# What to do:
Search the listing below for the string "document" and show each line that contains it.

Stored records
↓

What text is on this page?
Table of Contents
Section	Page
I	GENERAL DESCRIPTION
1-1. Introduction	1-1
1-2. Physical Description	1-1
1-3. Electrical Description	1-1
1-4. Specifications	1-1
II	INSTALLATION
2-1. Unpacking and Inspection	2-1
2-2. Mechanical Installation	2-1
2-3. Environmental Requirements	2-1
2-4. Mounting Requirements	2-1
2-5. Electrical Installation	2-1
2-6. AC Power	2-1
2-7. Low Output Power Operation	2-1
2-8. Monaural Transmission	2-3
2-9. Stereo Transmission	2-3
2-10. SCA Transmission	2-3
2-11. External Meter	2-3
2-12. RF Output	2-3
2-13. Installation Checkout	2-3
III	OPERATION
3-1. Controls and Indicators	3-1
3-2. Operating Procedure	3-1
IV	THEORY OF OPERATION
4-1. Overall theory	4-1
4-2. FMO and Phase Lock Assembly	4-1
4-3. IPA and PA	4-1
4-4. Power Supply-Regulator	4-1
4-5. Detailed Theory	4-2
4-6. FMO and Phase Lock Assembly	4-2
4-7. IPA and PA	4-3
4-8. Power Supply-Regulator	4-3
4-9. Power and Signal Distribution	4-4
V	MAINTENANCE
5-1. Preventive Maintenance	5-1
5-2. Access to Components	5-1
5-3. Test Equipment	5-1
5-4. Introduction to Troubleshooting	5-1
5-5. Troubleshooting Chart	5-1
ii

↑
↓

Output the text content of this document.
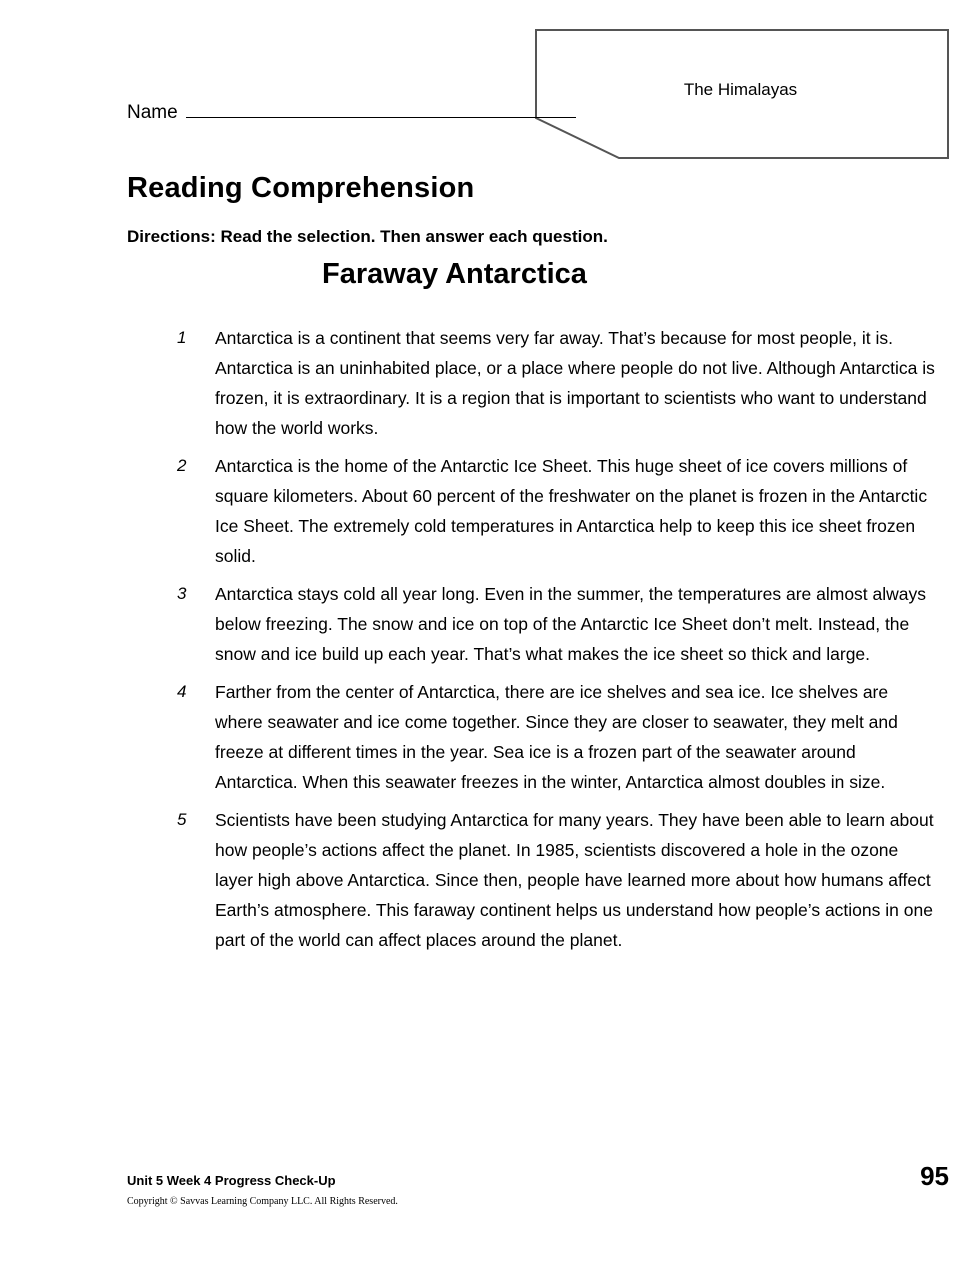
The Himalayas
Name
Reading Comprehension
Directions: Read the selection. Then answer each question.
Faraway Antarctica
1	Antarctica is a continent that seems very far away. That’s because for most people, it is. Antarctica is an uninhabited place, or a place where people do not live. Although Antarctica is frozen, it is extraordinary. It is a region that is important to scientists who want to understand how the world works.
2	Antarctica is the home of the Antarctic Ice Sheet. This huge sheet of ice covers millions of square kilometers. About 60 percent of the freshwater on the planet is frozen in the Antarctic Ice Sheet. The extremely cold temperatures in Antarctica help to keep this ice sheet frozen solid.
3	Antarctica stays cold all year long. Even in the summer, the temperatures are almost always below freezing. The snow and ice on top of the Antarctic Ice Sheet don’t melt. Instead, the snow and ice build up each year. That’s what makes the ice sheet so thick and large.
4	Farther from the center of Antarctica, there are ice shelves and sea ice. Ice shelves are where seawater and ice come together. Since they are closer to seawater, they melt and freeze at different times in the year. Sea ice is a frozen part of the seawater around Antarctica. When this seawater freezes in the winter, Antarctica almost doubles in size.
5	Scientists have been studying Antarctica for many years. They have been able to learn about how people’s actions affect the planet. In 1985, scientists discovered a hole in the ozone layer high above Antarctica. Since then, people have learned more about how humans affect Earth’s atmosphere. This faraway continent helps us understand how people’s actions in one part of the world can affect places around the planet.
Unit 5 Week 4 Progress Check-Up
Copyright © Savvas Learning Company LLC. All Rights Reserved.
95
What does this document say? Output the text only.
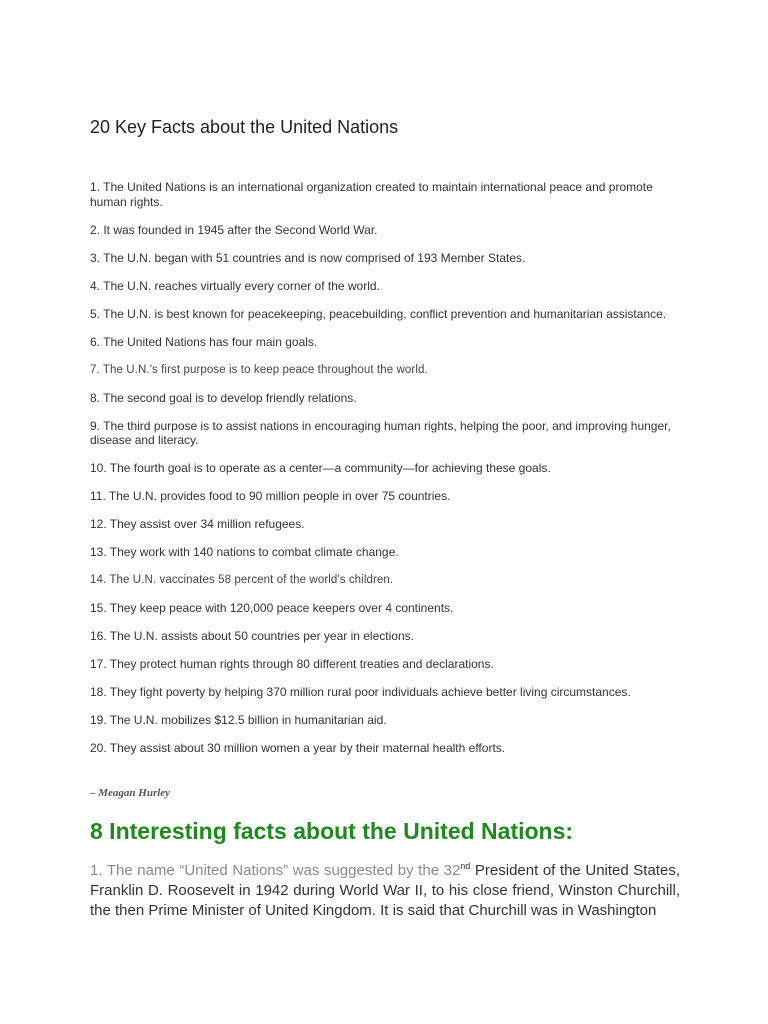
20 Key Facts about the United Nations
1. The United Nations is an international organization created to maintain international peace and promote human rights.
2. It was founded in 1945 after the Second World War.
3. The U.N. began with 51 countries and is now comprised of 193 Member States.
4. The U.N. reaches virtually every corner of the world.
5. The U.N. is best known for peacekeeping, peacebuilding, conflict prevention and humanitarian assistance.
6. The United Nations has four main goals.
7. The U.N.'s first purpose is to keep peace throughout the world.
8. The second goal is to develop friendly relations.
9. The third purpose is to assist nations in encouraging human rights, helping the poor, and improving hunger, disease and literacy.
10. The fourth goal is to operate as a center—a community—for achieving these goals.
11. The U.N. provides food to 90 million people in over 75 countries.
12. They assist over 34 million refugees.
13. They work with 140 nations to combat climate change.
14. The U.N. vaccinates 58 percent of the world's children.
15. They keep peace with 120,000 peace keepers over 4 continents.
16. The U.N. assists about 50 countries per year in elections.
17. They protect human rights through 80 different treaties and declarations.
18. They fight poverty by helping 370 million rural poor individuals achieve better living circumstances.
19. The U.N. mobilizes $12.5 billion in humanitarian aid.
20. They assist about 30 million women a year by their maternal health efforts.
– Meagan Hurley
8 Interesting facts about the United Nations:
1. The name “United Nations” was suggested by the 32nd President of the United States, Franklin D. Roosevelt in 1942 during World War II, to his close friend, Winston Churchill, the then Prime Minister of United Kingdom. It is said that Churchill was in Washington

↑

# Final result:
Output the text content of this document.
What does this document say? Output the text only.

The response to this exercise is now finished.